One more little tweak. I moved the lib-dynload directory to the front of sys.path (obviously only safe if nothing there appears earlier in sys.path). Wall clock average stayed at 0.47 seconds and user+sys at 0.41 seconds, though the total number of system calls as measured by ktrace went from 3454 to 3042.
Hammiefilter itself really does very little. Looking at the last ktrace/kdump output, I see 3042 system calls. The hammie.db file isn't opened until line 2717. All the rest before that is startup stuff, the largest chunk of which are nami operations (731) and open (557) calls, most of them involving nonexistent files (as evidenced by seeing only 164 calls to close()). In contrast, only 278 system calls appear to be directly related to manipulating the hammie database.
This is still somewhat off-topic for this list (except for the fact that my intention was to get hammiefilter to run faster), so I'll cc python-dev to keep Tim happy, and perhaps mildly irritate Guido by discussing specific apps on python-dev.

TO BE DONE:
A - Copy the passage on hammiefilter performance between "This is still" and "apps on python-dev.", inclusive.
B - Carry on the passage on hammiefilter performance from its final sentence.

GIVEN DATA:
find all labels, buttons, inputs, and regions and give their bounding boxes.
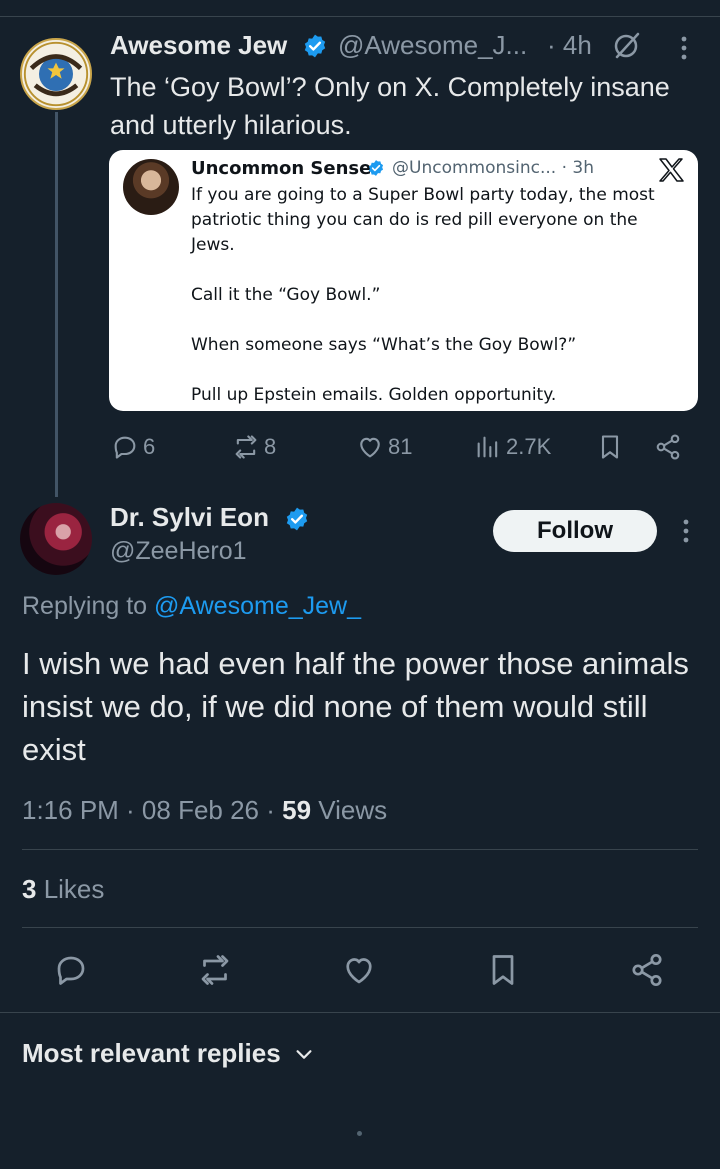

TASK-BY-TASK RESULTS:
A -
This is still somewhat off-topic for this list (except for the fact that my intention was to get hammiefilter to run faster), so I'll cc python-dev to keep Tim happy, and perhaps mildly irritate Guido by discussing specific apps on python-dev.

B -
Far from it, I wish spambayes well (and wish I could still be involved) :-). The issue seems to be that a moderately sized application takes a long time to start, right? How much of the user+sys time was user, how much was sys? Have you used python -v to see which modules it imports? Long ago I knew Hammie; I believe it reads a possibly large database. How much time does opening +closing the database take? (I presume that the 46 messages/second was not opening the database afresh for each message.) --Guido van Rossum (home page: http://www.python.org/~guido/)